[Brief] Without omitting anything, return the records precisely as given.

Stored data
[start]

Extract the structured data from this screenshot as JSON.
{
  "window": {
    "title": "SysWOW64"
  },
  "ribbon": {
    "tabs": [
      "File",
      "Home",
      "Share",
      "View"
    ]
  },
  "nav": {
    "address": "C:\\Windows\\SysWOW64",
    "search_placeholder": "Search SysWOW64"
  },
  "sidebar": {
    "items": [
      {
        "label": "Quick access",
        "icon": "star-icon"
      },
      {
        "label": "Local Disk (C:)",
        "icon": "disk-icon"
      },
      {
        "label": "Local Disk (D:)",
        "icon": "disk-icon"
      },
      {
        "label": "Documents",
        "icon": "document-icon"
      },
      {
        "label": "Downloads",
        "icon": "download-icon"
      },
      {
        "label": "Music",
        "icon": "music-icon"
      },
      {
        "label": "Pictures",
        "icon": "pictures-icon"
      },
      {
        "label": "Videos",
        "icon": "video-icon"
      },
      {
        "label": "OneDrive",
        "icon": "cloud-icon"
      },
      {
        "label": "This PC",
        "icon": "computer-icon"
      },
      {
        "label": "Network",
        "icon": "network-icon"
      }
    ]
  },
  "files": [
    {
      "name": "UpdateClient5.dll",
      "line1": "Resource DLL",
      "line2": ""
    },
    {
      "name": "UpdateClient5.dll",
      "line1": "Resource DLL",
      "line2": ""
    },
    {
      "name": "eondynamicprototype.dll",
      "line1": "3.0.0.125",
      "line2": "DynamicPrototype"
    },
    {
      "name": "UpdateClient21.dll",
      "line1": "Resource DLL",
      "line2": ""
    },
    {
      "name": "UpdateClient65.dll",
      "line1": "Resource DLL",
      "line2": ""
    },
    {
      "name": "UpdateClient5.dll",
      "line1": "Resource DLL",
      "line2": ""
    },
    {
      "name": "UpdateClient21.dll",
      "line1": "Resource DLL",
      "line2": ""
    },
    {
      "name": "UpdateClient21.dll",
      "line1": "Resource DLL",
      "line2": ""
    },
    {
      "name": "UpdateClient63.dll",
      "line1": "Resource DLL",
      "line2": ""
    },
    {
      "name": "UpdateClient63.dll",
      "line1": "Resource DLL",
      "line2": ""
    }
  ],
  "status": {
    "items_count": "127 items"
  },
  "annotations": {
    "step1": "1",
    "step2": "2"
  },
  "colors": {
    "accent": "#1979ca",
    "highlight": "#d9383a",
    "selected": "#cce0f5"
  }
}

[end]

[Response to the exercise]
Extract the structured data from this screenshot as JSON.
{
  "window": {
    "title": "SysWOW64"
  },
  "ribbon": {
    "tabs": [
      "File",
      "Home",
      "Share",
      "View"
    ]
  },
  "nav": {
    "address": "C:\\Windows\\SysWOW64",
    "search_placeholder": "Search SysWOW64"
  },
  "sidebar": {
    "items": [
      {
        "label": "Quick access",
        "icon": "star-icon"
      },
      {
        "label": "Local Disk (C:)",
        "icon": "disk-icon"
      },
      {
        "label": "Local Disk (D:)",
        "icon": "disk-icon"
      },
      {
        "label": "Documents",
        "icon": "document-icon"
      },
      {
        "label": "Downloads",
        "icon": "download-icon"
      },
      {
        "label": "Music",
        "icon": "music-icon"
      },
      {
        "label": "Pictures",
        "icon": "pictures-icon"
      },
      {
        "label": "Videos",
        "icon": "video-icon"
      },
      {
        "label": "OneDrive",
        "icon": "cloud-icon"
      },
      {
        "label": "This PC",
        "icon": "computer-icon"
      },
      {
        "label": "Network",
        "icon": "network-icon"
      }
    ]
  },
  "files": [
    {
      "name": "UpdateClient5.dll",
      "line1": "Resource DLL",
      "line2": ""
    },
    {
      "name": "UpdateClient5.dll",
      "line1": "Resource DLL",
      "line2": ""
    },
    {
      "name": "eondynamicprototype.dll",
      "line1": "3.0.0.125",
      "line2": "DynamicPrototype"
    },
    {
      "name": "UpdateClient21.dll",
      "line1": "Resource DLL",
      "line2": ""
    },
    {
      "name": "UpdateClient65.dll",
      "line1": "Resource DLL",
      "line2": ""
    },
    {
      "name": "UpdateClient5.dll",
      "line1": "Resource DLL",
      "line2": ""
    },
    {
      "name": "UpdateClient21.dll",
      "line1": "Resource DLL",
      "line2": ""
    },
    {
      "name": "UpdateClient21.dll",
      "line1": "Resource DLL",
      "line2": ""
    },
    {
      "name": "UpdateClient63.dll",
      "line1": "Resource DLL",
      "line2": ""
    },
    {
      "name": "UpdateClient63.dll",
      "line1": "Resource DLL",
      "line2": ""
    }
  ],
  "status": {
    "items_count": "127 items"
  },
  "annotations": {
    "step1": "1",
    "step2": "2"
  },
  "colors": {
    "accent": "#1979ca",
    "highlight": "#d9383a",
    "selected": "#cce0f5"
  }
}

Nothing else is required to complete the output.